Task directions: Can you quote the records below in full, word for word?

[Dataset records]
--- --- ---

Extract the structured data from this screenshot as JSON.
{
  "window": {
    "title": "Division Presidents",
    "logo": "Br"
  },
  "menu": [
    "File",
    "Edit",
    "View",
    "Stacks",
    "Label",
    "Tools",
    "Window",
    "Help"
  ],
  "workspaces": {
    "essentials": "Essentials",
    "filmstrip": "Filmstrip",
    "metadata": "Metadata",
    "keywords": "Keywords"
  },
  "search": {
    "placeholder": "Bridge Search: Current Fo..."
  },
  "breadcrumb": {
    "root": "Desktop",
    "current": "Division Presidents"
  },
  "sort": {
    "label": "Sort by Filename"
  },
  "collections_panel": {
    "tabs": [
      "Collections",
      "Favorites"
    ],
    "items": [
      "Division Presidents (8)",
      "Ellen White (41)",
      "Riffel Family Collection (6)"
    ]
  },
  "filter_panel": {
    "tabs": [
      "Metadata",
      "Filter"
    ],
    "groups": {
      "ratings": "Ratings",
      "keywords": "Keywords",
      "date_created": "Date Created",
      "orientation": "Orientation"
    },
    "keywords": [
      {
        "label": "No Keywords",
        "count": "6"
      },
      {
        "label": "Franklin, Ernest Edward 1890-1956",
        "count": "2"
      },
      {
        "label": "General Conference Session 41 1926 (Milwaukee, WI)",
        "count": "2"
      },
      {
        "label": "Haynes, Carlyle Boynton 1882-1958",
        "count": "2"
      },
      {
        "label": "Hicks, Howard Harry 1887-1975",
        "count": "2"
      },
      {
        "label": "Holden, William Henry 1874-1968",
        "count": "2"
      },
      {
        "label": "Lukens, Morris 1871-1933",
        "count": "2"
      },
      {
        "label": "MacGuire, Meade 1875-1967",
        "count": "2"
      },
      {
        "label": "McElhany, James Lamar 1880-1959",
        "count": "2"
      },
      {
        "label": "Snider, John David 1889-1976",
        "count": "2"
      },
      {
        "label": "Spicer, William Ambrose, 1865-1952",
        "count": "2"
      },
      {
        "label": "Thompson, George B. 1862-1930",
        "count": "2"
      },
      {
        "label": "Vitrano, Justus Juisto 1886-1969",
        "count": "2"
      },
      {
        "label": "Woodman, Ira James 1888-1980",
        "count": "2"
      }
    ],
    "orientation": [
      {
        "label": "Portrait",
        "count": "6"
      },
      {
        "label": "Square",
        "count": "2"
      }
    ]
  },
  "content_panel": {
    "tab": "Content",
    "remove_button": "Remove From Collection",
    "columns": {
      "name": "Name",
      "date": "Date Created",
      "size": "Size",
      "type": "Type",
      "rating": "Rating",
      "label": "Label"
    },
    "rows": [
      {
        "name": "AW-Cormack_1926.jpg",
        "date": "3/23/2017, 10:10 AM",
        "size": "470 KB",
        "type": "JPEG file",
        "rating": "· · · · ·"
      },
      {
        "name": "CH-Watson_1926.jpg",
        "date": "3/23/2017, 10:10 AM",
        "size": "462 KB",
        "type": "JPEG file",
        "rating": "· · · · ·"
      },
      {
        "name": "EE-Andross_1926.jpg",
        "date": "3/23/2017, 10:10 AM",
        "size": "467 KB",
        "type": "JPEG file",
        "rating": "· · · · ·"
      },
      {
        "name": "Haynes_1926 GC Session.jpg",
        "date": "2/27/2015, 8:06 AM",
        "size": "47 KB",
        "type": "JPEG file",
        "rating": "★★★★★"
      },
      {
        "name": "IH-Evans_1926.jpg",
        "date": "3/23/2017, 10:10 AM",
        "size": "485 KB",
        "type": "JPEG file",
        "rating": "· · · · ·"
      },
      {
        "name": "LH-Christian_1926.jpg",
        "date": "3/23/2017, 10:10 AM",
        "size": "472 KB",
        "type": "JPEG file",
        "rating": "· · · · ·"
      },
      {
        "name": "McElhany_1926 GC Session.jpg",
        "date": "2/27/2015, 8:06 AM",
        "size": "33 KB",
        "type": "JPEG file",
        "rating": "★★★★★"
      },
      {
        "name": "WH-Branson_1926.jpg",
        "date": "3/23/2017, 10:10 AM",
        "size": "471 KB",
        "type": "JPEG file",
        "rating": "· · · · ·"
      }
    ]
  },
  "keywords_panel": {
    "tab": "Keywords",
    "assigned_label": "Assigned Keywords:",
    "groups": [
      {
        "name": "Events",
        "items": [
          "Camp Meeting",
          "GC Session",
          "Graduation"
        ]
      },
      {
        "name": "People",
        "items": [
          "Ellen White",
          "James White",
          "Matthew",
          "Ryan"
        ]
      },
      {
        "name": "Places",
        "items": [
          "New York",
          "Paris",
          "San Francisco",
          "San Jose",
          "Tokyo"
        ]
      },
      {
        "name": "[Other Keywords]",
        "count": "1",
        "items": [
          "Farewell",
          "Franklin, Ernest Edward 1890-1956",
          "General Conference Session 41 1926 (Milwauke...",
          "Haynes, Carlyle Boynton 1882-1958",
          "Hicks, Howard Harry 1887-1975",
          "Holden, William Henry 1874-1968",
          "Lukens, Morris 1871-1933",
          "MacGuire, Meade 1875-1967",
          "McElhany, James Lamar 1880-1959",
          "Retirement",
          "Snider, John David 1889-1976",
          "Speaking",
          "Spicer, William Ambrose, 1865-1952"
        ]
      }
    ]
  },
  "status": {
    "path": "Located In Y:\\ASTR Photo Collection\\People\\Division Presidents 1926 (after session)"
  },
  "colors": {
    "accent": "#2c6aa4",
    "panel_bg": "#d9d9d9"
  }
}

--- --- ---

Output of the exercise:
Extract the structured data from this screenshot as JSON.
{
  "window": {
    "title": "Division Presidents",
    "logo": "Br"
  },
  "menu": [
    "File",
    "Edit",
    "View",
    "Stacks",
    "Label",
    "Tools",
    "Window",
    "Help"
  ],
  "workspaces": {
    "essentials": "Essentials",
    "filmstrip": "Filmstrip",
    "metadata": "Metadata",
    "keywords": "Keywords"
  },
  "search": {
    "placeholder": "Bridge Search: Current Fo..."
  },
  "breadcrumb": {
    "root": "Desktop",
    "current": "Division Presidents"
  },
  "sort": {
    "label": "Sort by Filename"
  },
  "collections_panel": {
    "tabs": [
      "Collections",
      "Favorites"
    ],
    "items": [
      "Division Presidents (8)",
      "Ellen White (41)",
      "Riffel Family Collection (6)"
    ]
  },
  "filter_panel": {
    "tabs": [
      "Metadata",
      "Filter"
    ],
    "groups": {
      "ratings": "Ratings",
      "keywords": "Keywords",
      "date_created": "Date Created",
      "orientation": "Orientation"
    },
    "keywords": [
      {
        "label": "No Keywords",
        "count": "6"
      },
      {
        "label": "Franklin, Ernest Edward 1890-1956",
        "count": "2"
      },
      {
        "label": "General Conference Session 41 1926 (Milwaukee, WI)",
        "count": "2"
      },
      {
        "label": "Haynes, Carlyle Boynton 1882-1958",
        "count": "2"
      },
      {
        "label": "Hicks, Howard Harry 1887-1975",
        "count": "2"
      },
      {
        "label": "Holden, William Henry 1874-1968",
        "count": "2"
      },
      {
        "label": "Lukens, Morris 1871-1933",
        "count": "2"
      },
      {
        "label": "MacGuire, Meade 1875-1967",
        "count": "2"
      },
      {
        "label": "McElhany, James Lamar 1880-1959",
        "count": "2"
      },
      {
        "label": "Snider, John David 1889-1976",
        "count": "2"
      },
      {
        "label": "Spicer, William Ambrose, 1865-1952",
        "count": "2"
      },
      {
        "label": "Thompson, George B. 1862-1930",
        "count": "2"
      },
      {
        "label": "Vitrano, Justus Juisto 1886-1969",
        "count": "2"
      },
      {
        "label": "Woodman, Ira James 1888-1980",
        "count": "2"
      }
    ],
    "orientation": [
      {
        "label": "Portrait",
        "count": "6"
      },
      {
        "label": "Square",
        "count": "2"
      }
    ]
  },
  "content_panel": {
    "tab": "Content",
    "remove_button": "Remove From Collection",
    "columns": {
      "name": "Name",
      "date": "Date Created",
      "size": "Size",
      "type": "Type",
      "rating": "Rating",
      "label": "Label"
    },
    "rows": [
      {
        "name": "AW-Cormack_1926.jpg",
        "date": "3/23/2017, 10:10 AM",
        "size": "470 KB",
        "type": "JPEG file",
        "rating": "· · · · ·"
      },
      {
        "name": "CH-Watson_1926.jpg",
        "date": "3/23/2017, 10:10 AM",
        "size": "462 KB",
        "type": "JPEG file",
        "rating": "· · · · ·"
      },
      {
        "name": "EE-Andross_1926.jpg",
        "date": "3/23/2017, 10:10 AM",
        "size": "467 KB",
        "type": "JPEG file",
        "rating": "· · · · ·"
      },
      {
        "name": "Haynes_1926 GC Session.jpg",
        "date": "2/27/2015, 8:06 AM",
        "size": "47 KB",
        "type": "JPEG file",
        "rating": "★★★★★"
      },
      {
        "name": "IH-Evans_1926.jpg",
        "date": "3/23/2017, 10:10 AM",
        "size": "485 KB",
        "type": "JPEG file",
        "rating": "· · · · ·"
      },
      {
        "name": "LH-Christian_1926.jpg",
        "date": "3/23/2017, 10:10 AM",
        "size": "472 KB",
        "type": "JPEG file",
        "rating": "· · · · ·"
      },
      {
        "name": "McElhany_1926 GC Session.jpg",
        "date": "2/27/2015, 8:06 AM",
        "size": "33 KB",
        "type": "JPEG file",
        "rating": "★★★★★"
      },
      {
        "name": "WH-Branson_1926.jpg",
        "date": "3/23/2017, 10:10 AM",
        "size": "471 KB",
        "type": "JPEG file",
        "rating": "· · · · ·"
      }
    ]
  },
  "keywords_panel": {
    "tab": "Keywords",
    "assigned_label": "Assigned Keywords:",
    "groups": [
      {
        "name": "Events",
        "items": [
          "Camp Meeting",
          "GC Session",
          "Graduation"
        ]
      },
      {
        "name": "People",
        "items": [
          "Ellen White",
          "James White",
          "Matthew",
          "Ryan"
        ]
      },
      {
        "name": "Places",
        "items": [
          "New York",
          "Paris",
          "San Francisco",
          "San Jose",
          "Tokyo"
        ]
      },
      {
        "name": "[Other Keywords]",
        "count": "1",
        "items": [
          "Farewell",
          "Franklin, Ernest Edward 1890-1956",
          "General Conference Session 41 1926 (Milwauke...",
          "Haynes, Carlyle Boynton 1882-1958",
          "Hicks, Howard Harry 1887-1975",
          "Holden, William Henry 1874-1968",
          "Lukens, Morris 1871-1933",
          "MacGuire, Meade 1875-1967",
          "McElhany, James Lamar 1880-1959",
          "Retirement",
          "Snider, John David 1889-1976",
          "Speaking",
          "Spicer, William Ambrose, 1865-1952"
        ]
      }
    ]
  },
  "status": {
    "path": "Located In Y:\\ASTR Photo Collection\\People\\Division Presidents 1926 (after session)"
  },
  "colors": {
    "accent": "#2c6aa4",
    "panel_bg": "#d9d9d9"
  }
}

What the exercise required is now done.